Short task:
Return all of the entries word for word, but omit the pictures they contain.

Given records:
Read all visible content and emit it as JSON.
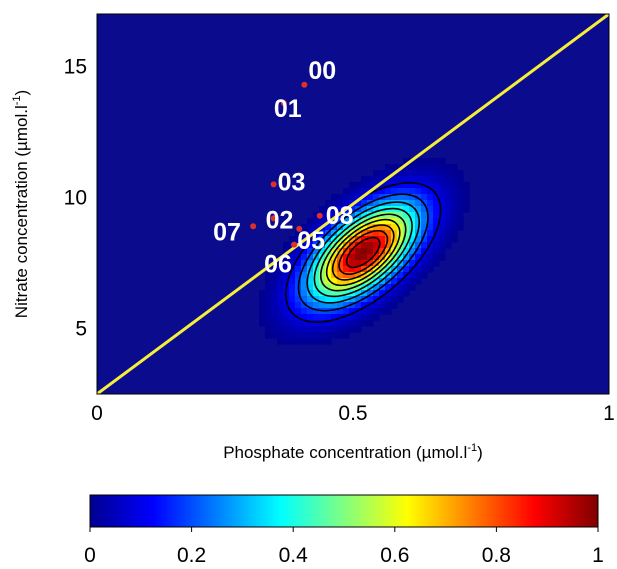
{
  "chart_data": [
    {
      "type": "heatmap",
      "title": "",
      "xlabel": "Phosphate concentration (µmol.l",
      "xlabel_sup": "-1",
      "xlabel_close": ")",
      "ylabel": "Nitrate concentration (µmol.l",
      "ylabel_sup": "-1",
      "ylabel_close": ")",
      "xlim": [
        0,
        1
      ],
      "ylim": [
        2.5,
        17
      ],
      "x_ticks": [
        {
          "value": 0,
          "label": "0"
        },
        {
          "value": 0.5,
          "label": "0.5"
        },
        {
          "value": 1,
          "label": "1"
        }
      ],
      "y_ticks": [
        {
          "value": 5,
          "label": "5"
        },
        {
          "value": 10,
          "label": "10"
        },
        {
          "value": 15,
          "label": "15"
        }
      ],
      "grid": false,
      "density": {
        "center": [
          0.52,
          7.9
        ],
        "sigma_major": 0.085,
        "sigma_minor": 0.042,
        "angle_deg": 40
      },
      "contour_levels": [
        0.1,
        0.2,
        0.3,
        0.4,
        0.5,
        0.6,
        0.7,
        0.8,
        0.9
      ],
      "reference_line": {
        "color": "#f5ef3a",
        "from": [
          0,
          2.5
        ],
        "to": [
          1,
          17
        ]
      },
      "points": [
        {
          "label": "00",
          "x": 0.405,
          "y": 14.3
        },
        {
          "label": "01",
          "x": 0.365,
          "y": 13.6
        },
        {
          "label": "03",
          "x": 0.345,
          "y": 10.5
        },
        {
          "label": "02",
          "x": 0.345,
          "y": 9.2
        },
        {
          "label": "07",
          "x": 0.305,
          "y": 8.9
        },
        {
          "label": "08",
          "x": 0.435,
          "y": 9.3
        },
        {
          "label": "05",
          "x": 0.395,
          "y": 8.8
        },
        {
          "label": "06",
          "x": 0.385,
          "y": 8.2
        }
      ],
      "point_color": "#e0302a"
    },
    {
      "type": "colorbar",
      "range": [
        0,
        1
      ],
      "ticks": [
        {
          "value": 0,
          "label": "0"
        },
        {
          "value": 0.2,
          "label": "0.2"
        },
        {
          "value": 0.4,
          "label": "0.4"
        },
        {
          "value": 0.6,
          "label": "0.6"
        },
        {
          "value": 0.8,
          "label": "0.8"
        },
        {
          "value": 1,
          "label": "1"
        }
      ],
      "colormap": "jet"
    }
  ]
}
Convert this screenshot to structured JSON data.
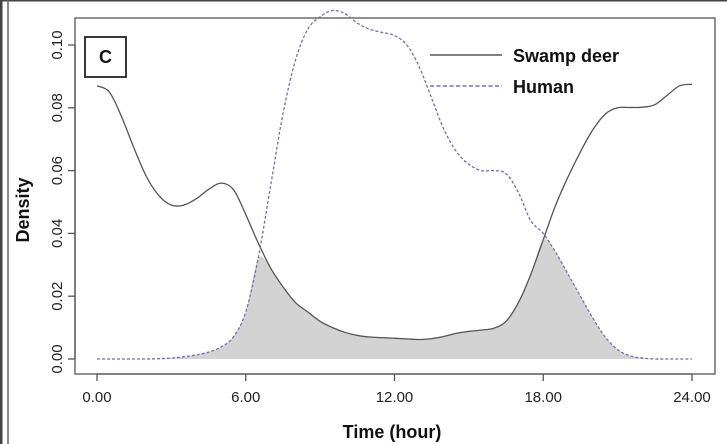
{
  "chart_data": {
    "type": "line",
    "panel_label": "C",
    "xlabel": "Time (hour)",
    "ylabel": "Density",
    "xlim": [
      0,
      24
    ],
    "ylim": [
      0,
      0.1
    ],
    "x_ticks": [
      "0.00",
      "6.00",
      "12.00",
      "18.00",
      "24.00"
    ],
    "x_tick_values": [
      0,
      6,
      12,
      18,
      24
    ],
    "y_ticks": [
      "0.00",
      "0.02",
      "0.04",
      "0.06",
      "0.08",
      "0.10"
    ],
    "y_tick_values": [
      0,
      0.02,
      0.04,
      0.06,
      0.08,
      0.1
    ],
    "overlap_shaded": true,
    "legend_position": "top-right",
    "series": [
      {
        "name": "Swamp deer",
        "style": "solid",
        "color": "#555555",
        "x": [
          0,
          0.5,
          1,
          1.5,
          2,
          2.5,
          3,
          3.5,
          4,
          4.5,
          5,
          5.5,
          6,
          6.5,
          7,
          7.5,
          8,
          8.5,
          9,
          9.5,
          10,
          10.5,
          11,
          11.5,
          12,
          12.5,
          13,
          13.5,
          14,
          14.5,
          15,
          15.5,
          16,
          16.5,
          17,
          17.5,
          18,
          18.5,
          19,
          19.5,
          20,
          20.5,
          21,
          21.5,
          22,
          22.5,
          23,
          23.5,
          24
        ],
        "y": [
          0.087,
          0.085,
          0.077,
          0.067,
          0.058,
          0.052,
          0.049,
          0.049,
          0.051,
          0.054,
          0.056,
          0.054,
          0.046,
          0.037,
          0.029,
          0.023,
          0.018,
          0.015,
          0.012,
          0.01,
          0.0085,
          0.0075,
          0.007,
          0.0068,
          0.0066,
          0.0064,
          0.0062,
          0.0065,
          0.0072,
          0.0082,
          0.0088,
          0.0092,
          0.0098,
          0.012,
          0.018,
          0.027,
          0.038,
          0.049,
          0.058,
          0.066,
          0.073,
          0.078,
          0.08,
          0.0801,
          0.0802,
          0.081,
          0.084,
          0.087,
          0.0875
        ]
      },
      {
        "name": "Human",
        "style": "dashed",
        "color": "#7a6bb5",
        "x": [
          0,
          0.5,
          1,
          1.5,
          2,
          2.5,
          3,
          3.5,
          4,
          4.5,
          5,
          5.5,
          6,
          6.5,
          7,
          7.5,
          8,
          8.5,
          9,
          9.5,
          10,
          10.5,
          11,
          11.5,
          12,
          12.5,
          13,
          13.5,
          14,
          14.5,
          15,
          15.5,
          16,
          16.5,
          17,
          17.5,
          18,
          18.5,
          19,
          19.5,
          20,
          20.5,
          21,
          21.5,
          22,
          22.5,
          23,
          23.5,
          24
        ],
        "y": [
          0,
          0,
          0,
          0,
          0,
          0.0001,
          0.0003,
          0.0007,
          0.0013,
          0.0022,
          0.0038,
          0.007,
          0.015,
          0.032,
          0.055,
          0.078,
          0.095,
          0.105,
          0.109,
          0.111,
          0.11,
          0.107,
          0.105,
          0.104,
          0.103,
          0.1,
          0.093,
          0.083,
          0.073,
          0.066,
          0.062,
          0.06,
          0.06,
          0.059,
          0.053,
          0.044,
          0.04,
          0.034,
          0.027,
          0.02,
          0.013,
          0.007,
          0.003,
          0.001,
          0.0003,
          0,
          0,
          0,
          0
        ]
      }
    ]
  }
}
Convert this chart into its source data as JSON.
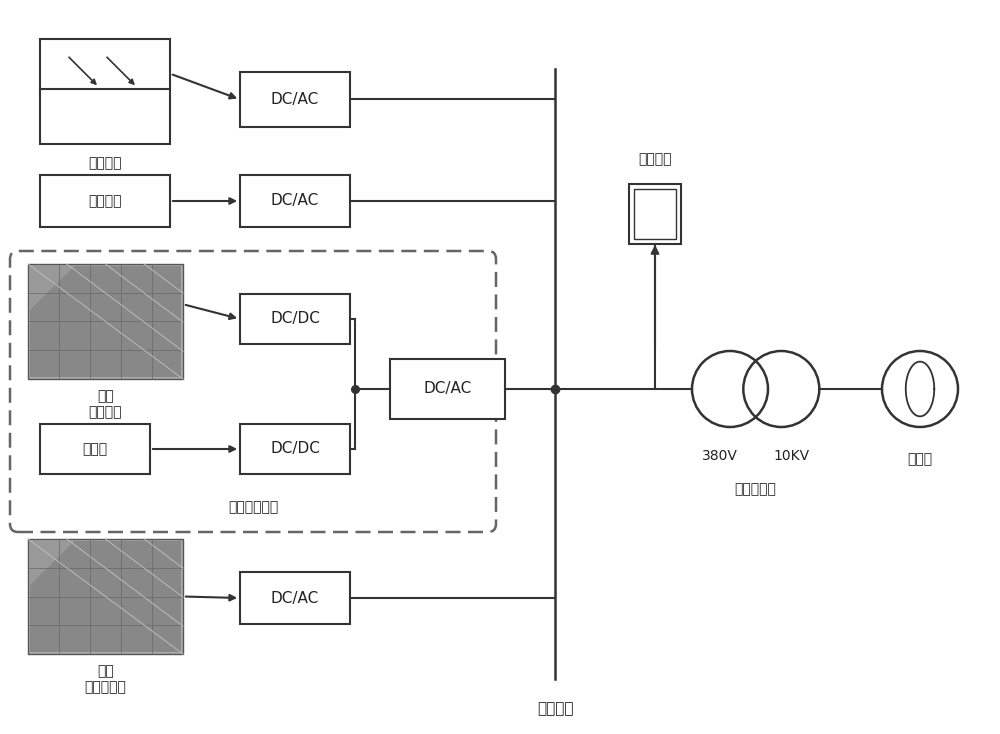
{
  "bg_color": "#ffffff",
  "lc": "#333333",
  "tc": "#222222",
  "figsize": [
    10.0,
    7.34
  ],
  "dpi": 100,
  "labels": {
    "pv_station": "光伏电站",
    "storage": "储能装置",
    "pv_module": "户用\n光伏组件",
    "battery": "蓄电池",
    "household_storage": "户用光储装置",
    "uncontrol_pv": "户用\n不可控光伏",
    "ce_control": "测控装置",
    "voltage_380": "380V",
    "voltage_10kv": "10KV",
    "transformer": "台区变压器",
    "grid": "大电网",
    "bus": "低压每线"
  }
}
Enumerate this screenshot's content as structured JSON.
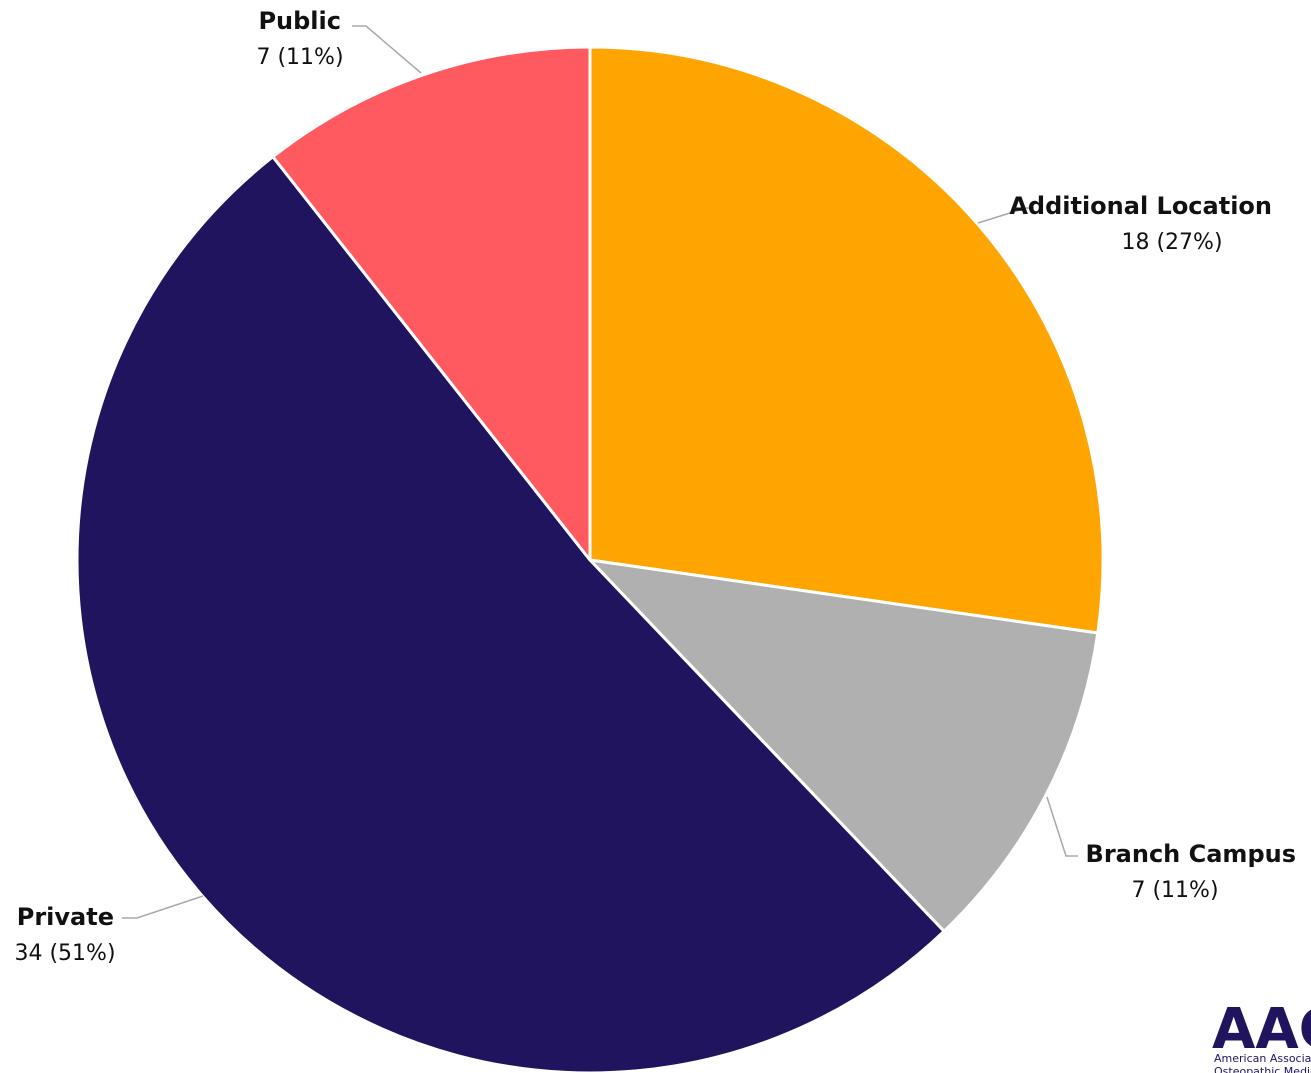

Correct output:
Read all visible content and emit it as JSON.
{
  "chart_data": [
    {
      "type": "heatmap",
      "title": "",
      "xlabel": "Phosphate concentration (µmol.l",
      "xlabel_sup": "-1",
      "xlabel_close": ")",
      "ylabel": "Nitrate concentration (µmol.l",
      "ylabel_sup": "-1",
      "ylabel_close": ")",
      "xlim": [
        0,
        1
      ],
      "ylim": [
        2.5,
        17
      ],
      "x_ticks": [
        {
          "value": 0,
          "label": "0"
        },
        {
          "value": 0.5,
          "label": "0.5"
        },
        {
          "value": 1,
          "label": "1"
        }
      ],
      "y_ticks": [
        {
          "value": 5,
          "label": "5"
        },
        {
          "value": 10,
          "label": "10"
        },
        {
          "value": 15,
          "label": "15"
        }
      ],
      "grid": false,
      "density": {
        "center": [
          0.52,
          7.9
        ],
        "sigma_major": 0.085,
        "sigma_minor": 0.042,
        "angle_deg": 40
      },
      "contour_levels": [
        0.1,
        0.2,
        0.3,
        0.4,
        0.5,
        0.6,
        0.7,
        0.8,
        0.9
      ],
      "reference_line": {
        "color": "#f5ef3a",
        "from": [
          0,
          2.5
        ],
        "to": [
          1,
          17
        ]
      },
      "points": [
        {
          "label": "00",
          "x": 0.405,
          "y": 14.3
        },
        {
          "label": "01",
          "x": 0.365,
          "y": 13.6
        },
        {
          "label": "03",
          "x": 0.345,
          "y": 10.5
        },
        {
          "label": "02",
          "x": 0.345,
          "y": 9.2
        },
        {
          "label": "07",
          "x": 0.305,
          "y": 8.9
        },
        {
          "label": "08",
          "x": 0.435,
          "y": 9.3
        },
        {
          "label": "05",
          "x": 0.395,
          "y": 8.8
        },
        {
          "label": "06",
          "x": 0.385,
          "y": 8.2
        }
      ],
      "point_color": "#e0302a"
    },
    {
      "type": "colorbar",
      "range": [
        0,
        1
      ],
      "ticks": [
        {
          "value": 0,
          "label": "0"
        },
        {
          "value": 0.2,
          "label": "0.2"
        },
        {
          "value": 0.4,
          "label": "0.4"
        },
        {
          "value": 0.6,
          "label": "0.6"
        },
        {
          "value": 0.8,
          "label": "0.8"
        },
        {
          "value": 1,
          "label": "1"
        }
      ],
      "colormap": "jet"
    }
  ]
}
Convert this screenshot to structured JSON data.
{
  "chart_data": {
    "type": "line",
    "panel_label": "C",
    "xlabel": "Time (hour)",
    "ylabel": "Density",
    "xlim": [
      0,
      24
    ],
    "ylim": [
      0,
      0.1
    ],
    "x_ticks": [
      "0.00",
      "6.00",
      "12.00",
      "18.00",
      "24.00"
    ],
    "x_tick_values": [
      0,
      6,
      12,
      18,
      24
    ],
    "y_ticks": [
      "0.00",
      "0.02",
      "0.04",
      "0.06",
      "0.08",
      "0.10"
    ],
    "y_tick_values": [
      0,
      0.02,
      0.04,
      0.06,
      0.08,
      0.1
    ],
    "overlap_shaded": true,
    "legend_position": "top-right",
    "series": [
      {
        "name": "Swamp deer",
        "style": "solid",
        "color": "#555555",
        "x": [
          0,
          0.5,
          1,
          1.5,
          2,
          2.5,
          3,
          3.5,
          4,
          4.5,
          5,
          5.5,
          6,
          6.5,
          7,
          7.5,
          8,
          8.5,
          9,
          9.5,
          10,
          10.5,
          11,
          11.5,
          12,
          12.5,
          13,
          13.5,
          14,
          14.5,
          15,
          15.5,
          16,
          16.5,
          17,
          17.5,
          18,
          18.5,
          19,
          19.5,
          20,
          20.5,
          21,
          21.5,
          22,
          22.5,
          23,
          23.5,
          24
        ],
        "y": [
          0.087,
          0.085,
          0.077,
          0.067,
          0.058,
          0.052,
          0.049,
          0.049,
          0.051,
          0.054,
          0.056,
          0.054,
          0.046,
          0.037,
          0.029,
          0.023,
          0.018,
          0.015,
          0.012,
          0.01,
          0.0085,
          0.0075,
          0.007,
          0.0068,
          0.0066,
          0.0064,
          0.0062,
          0.0065,
          0.0072,
          0.0082,
          0.0088,
          0.0092,
          0.0098,
          0.012,
          0.018,
          0.027,
          0.038,
          0.049,
          0.058,
          0.066,
          0.073,
          0.078,
          0.08,
          0.0801,
          0.0802,
          0.081,
          0.084,
          0.087,
          0.0875
        ]
      },
      {
        "name": "Human",
        "style": "dashed",
        "color": "#7a6bb5",
        "x": [
          0,
          0.5,
          1,
          1.5,
          2,
          2.5,
          3,
          3.5,
          4,
          4.5,
          5,
          5.5,
          6,
          6.5,
          7,
          7.5,
          8,
          8.5,
          9,
          9.5,
          10,
          10.5,
          11,
          11.5,
          12,
          12.5,
          13,
          13.5,
          14,
          14.5,
          15,
          15.5,
          16,
          16.5,
          17,
          17.5,
          18,
          18.5,
          19,
          19.5,
          20,
          20.5,
          21,
          21.5,
          22,
          22.5,
          23,
          23.5,
          24
        ],
        "y": [
          0,
          0,
          0,
          0,
          0,
          0.0001,
          0.0003,
          0.0007,
          0.0013,
          0.0022,
          0.0038,
          0.007,
          0.015,
          0.032,
          0.055,
          0.078,
          0.095,
          0.105,
          0.109,
          0.111,
          0.11,
          0.107,
          0.105,
          0.104,
          0.103,
          0.1,
          0.093,
          0.083,
          0.073,
          0.066,
          0.062,
          0.06,
          0.06,
          0.059,
          0.053,
          0.044,
          0.04,
          0.034,
          0.027,
          0.02,
          0.013,
          0.007,
          0.003,
          0.001,
          0.0003,
          0,
          0,
          0,
          0
        ]
      }
    ]
  }
}
Convert this chart into its source data as JSON.
{
  "bg_color": "#ffffff",
  "lc": "#333333",
  "tc": "#222222",
  "figsize": [
    10.0,
    7.34
  ],
  "dpi": 100,
  "labels": {
    "pv_station": "光伏电站",
    "storage": "储能装置",
    "pv_module": "户用\n光伏组件",
    "battery": "蓄电池",
    "household_storage": "户用光储装置",
    "uncontrol_pv": "户用\n不可控光伏",
    "ce_control": "测控装置",
    "voltage_380": "380V",
    "voltage_10kv": "10KV",
    "transformer": "台区变压器",
    "grid": "大电网",
    "bus": "低压每线"
  }
}
Enumerate this screenshot's content as structured JSON.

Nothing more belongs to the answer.